WORK TASK: Go through the entries below and collect each line with the string "starb" in it.

(Stored entries)
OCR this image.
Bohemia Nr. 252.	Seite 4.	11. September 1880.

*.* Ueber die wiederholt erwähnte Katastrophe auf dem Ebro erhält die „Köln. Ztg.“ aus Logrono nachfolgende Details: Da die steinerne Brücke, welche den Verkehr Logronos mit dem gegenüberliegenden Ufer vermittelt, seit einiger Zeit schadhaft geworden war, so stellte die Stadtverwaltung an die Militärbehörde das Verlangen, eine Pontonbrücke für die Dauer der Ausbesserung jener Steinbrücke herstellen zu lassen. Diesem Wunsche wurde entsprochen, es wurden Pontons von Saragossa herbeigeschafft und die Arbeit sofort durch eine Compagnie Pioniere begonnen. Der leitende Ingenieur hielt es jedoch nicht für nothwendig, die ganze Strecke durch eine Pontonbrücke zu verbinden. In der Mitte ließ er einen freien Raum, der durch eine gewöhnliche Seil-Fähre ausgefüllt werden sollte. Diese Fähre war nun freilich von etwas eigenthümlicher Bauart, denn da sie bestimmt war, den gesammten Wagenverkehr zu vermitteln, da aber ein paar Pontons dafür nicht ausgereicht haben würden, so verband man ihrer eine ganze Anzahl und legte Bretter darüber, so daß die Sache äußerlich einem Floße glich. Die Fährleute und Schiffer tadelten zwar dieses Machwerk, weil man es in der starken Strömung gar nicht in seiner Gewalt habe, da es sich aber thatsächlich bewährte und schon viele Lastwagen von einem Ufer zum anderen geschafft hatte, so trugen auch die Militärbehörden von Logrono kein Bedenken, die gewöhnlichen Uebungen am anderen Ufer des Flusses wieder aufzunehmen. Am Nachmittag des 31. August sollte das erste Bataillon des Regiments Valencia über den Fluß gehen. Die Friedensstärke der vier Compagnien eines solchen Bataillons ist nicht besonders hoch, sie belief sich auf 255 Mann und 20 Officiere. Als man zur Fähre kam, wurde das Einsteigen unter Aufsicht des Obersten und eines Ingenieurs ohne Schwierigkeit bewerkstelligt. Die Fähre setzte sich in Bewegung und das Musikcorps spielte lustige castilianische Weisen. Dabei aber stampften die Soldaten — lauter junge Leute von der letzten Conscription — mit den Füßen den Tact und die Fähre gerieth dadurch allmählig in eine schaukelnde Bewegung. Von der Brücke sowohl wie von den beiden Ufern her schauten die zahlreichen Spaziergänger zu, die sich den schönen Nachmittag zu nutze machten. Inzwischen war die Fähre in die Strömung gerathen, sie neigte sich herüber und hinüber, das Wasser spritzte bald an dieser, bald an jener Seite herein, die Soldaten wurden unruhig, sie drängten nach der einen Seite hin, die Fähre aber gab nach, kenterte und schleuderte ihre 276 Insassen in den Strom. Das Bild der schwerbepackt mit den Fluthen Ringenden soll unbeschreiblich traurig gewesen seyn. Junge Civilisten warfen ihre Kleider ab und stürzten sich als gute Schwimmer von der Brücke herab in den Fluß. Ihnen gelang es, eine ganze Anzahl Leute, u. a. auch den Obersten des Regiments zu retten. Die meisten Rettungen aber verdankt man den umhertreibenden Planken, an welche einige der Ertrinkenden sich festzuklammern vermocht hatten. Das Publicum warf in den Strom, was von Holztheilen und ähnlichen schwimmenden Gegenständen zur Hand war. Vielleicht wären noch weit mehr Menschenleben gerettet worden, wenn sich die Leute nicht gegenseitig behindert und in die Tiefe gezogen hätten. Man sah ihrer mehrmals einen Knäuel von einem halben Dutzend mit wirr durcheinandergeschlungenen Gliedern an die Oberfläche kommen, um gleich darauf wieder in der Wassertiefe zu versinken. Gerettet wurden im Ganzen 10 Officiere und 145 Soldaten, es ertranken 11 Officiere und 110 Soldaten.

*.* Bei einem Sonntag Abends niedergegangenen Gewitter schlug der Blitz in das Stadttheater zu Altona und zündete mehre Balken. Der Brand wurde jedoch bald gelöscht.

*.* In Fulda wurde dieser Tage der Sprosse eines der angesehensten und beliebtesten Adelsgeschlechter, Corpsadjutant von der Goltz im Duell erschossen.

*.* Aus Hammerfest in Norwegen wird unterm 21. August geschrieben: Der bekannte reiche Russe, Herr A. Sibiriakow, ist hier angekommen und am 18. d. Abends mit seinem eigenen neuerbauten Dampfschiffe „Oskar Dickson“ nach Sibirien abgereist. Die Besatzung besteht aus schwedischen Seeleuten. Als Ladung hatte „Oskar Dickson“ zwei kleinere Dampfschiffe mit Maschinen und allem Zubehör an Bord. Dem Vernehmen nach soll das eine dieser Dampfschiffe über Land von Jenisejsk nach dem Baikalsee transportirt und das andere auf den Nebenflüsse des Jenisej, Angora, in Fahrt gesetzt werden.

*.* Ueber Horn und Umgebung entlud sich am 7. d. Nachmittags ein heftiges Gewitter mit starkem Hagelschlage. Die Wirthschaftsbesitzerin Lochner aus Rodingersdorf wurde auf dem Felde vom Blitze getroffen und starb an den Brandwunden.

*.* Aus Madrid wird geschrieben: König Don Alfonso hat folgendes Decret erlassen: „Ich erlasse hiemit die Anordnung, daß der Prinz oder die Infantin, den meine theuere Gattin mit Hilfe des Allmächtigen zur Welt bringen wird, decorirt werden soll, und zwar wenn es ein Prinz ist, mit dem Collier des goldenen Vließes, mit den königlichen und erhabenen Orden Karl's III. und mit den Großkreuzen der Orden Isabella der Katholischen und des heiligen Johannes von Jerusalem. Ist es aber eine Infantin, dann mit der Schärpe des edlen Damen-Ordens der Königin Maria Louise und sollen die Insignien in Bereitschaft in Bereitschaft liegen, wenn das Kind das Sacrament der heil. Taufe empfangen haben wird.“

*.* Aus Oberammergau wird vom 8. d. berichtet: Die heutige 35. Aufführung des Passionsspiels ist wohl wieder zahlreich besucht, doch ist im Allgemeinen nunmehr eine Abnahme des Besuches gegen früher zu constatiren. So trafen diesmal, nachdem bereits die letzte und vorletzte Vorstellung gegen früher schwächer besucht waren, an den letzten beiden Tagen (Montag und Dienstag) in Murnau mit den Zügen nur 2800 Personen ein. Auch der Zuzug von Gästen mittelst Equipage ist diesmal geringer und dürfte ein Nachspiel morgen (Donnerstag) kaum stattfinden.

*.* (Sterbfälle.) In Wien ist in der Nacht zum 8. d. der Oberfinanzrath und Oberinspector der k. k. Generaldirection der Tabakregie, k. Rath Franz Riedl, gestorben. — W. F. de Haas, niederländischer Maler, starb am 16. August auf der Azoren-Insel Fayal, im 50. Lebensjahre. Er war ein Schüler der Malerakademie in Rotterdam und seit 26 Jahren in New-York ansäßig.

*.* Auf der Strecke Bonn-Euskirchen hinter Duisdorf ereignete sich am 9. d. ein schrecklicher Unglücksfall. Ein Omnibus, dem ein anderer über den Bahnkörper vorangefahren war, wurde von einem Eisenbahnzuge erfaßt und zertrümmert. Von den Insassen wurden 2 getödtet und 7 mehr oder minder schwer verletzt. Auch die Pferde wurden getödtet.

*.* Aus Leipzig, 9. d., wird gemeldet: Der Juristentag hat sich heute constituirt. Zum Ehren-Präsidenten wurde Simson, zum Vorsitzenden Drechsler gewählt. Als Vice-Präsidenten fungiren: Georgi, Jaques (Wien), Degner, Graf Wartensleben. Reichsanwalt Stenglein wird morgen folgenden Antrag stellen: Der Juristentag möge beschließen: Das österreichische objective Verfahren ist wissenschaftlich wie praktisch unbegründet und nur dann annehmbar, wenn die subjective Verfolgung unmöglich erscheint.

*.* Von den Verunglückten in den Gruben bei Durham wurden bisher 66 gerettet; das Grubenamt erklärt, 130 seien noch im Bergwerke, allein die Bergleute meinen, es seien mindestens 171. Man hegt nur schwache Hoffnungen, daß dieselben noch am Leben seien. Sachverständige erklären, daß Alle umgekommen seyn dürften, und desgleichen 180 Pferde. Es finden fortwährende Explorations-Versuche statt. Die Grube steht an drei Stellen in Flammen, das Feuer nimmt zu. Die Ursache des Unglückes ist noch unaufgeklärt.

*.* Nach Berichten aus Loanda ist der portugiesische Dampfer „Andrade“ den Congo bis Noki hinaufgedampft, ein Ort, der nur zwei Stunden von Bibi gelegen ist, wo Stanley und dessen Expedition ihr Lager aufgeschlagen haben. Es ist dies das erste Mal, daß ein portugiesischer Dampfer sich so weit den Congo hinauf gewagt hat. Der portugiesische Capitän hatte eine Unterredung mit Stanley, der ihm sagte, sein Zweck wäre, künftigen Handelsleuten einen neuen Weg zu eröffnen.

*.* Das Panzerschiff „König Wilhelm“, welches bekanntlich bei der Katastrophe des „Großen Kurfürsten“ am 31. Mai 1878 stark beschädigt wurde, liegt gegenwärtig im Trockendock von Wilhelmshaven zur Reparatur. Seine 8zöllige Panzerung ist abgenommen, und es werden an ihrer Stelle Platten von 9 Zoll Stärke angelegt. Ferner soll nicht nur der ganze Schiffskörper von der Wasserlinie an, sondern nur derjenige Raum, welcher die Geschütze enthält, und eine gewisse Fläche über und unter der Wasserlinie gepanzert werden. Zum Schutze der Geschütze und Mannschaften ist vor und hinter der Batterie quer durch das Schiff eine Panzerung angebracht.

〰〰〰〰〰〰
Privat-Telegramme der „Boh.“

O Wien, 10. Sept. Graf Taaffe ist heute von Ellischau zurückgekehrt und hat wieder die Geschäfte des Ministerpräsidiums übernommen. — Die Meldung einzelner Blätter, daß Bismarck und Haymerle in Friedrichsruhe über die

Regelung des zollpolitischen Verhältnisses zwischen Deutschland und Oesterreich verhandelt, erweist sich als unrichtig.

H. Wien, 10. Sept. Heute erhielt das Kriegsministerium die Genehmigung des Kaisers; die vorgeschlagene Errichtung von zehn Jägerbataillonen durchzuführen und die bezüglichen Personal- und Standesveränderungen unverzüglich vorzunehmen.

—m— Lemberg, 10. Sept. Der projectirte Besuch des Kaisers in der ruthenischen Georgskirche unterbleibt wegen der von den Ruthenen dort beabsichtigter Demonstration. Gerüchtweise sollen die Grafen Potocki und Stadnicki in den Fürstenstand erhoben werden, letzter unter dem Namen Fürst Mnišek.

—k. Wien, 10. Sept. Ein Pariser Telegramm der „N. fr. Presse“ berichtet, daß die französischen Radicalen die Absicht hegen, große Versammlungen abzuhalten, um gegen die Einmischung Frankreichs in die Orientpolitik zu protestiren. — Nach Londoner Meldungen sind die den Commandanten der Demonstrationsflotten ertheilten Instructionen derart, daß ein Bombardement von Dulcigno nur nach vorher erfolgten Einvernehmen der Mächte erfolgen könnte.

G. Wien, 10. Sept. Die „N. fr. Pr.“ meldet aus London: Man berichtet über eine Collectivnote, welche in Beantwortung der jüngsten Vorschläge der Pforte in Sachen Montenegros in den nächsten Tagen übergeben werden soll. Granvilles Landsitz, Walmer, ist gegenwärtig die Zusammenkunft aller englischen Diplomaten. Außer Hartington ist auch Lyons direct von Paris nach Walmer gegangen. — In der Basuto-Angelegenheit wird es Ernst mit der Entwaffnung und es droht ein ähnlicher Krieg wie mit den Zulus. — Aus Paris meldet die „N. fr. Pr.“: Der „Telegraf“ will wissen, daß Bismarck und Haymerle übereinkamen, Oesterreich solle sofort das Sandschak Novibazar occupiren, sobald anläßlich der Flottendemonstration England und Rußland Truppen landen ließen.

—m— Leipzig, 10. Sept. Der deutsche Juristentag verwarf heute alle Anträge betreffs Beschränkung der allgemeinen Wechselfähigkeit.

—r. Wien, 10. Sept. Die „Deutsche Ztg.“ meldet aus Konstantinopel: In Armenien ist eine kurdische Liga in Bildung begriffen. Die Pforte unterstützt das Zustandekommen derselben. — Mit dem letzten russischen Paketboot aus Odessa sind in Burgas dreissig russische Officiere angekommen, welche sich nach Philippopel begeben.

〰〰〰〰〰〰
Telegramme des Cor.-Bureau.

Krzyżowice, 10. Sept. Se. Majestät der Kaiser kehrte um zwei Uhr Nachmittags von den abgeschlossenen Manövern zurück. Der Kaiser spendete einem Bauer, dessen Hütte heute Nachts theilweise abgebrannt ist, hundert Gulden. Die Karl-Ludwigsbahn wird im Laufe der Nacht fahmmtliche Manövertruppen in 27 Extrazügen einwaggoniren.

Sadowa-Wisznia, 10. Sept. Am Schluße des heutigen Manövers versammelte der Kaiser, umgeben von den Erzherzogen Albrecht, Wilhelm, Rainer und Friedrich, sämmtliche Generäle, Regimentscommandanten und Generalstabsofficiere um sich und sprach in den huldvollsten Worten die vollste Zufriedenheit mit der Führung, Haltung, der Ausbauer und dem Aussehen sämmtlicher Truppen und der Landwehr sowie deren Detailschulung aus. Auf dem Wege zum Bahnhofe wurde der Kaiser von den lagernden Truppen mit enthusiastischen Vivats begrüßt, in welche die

ANSWER BELOW:
*.* Ueber Horn und Umgebung entlud sich am 7. d. Nachmittags ein heftiges Gewitter mit starkem Hagelschlage. Die Wirthschaftsbesitzerin Lochner aus Rodingersdorf wurde auf dem Felde vom Blitze getroffen und starb an den Brandwunden.
*.* (Sterbfälle.) In Wien ist in der Nacht zum 8. d. der Oberfinanzrath und Oberinspector der k. k. Generaldirection der Tabakregie, k. Rath Franz Riedl, gestorben. — W. F. de Haas, niederländischer Maler, starb am 16. August auf der Azoren-Insel Fayal, im 50. Lebensjahre. Er war ein Schüler der Malerakademie in Rotterdam und seit 26 Jahren in New-York ansäßig.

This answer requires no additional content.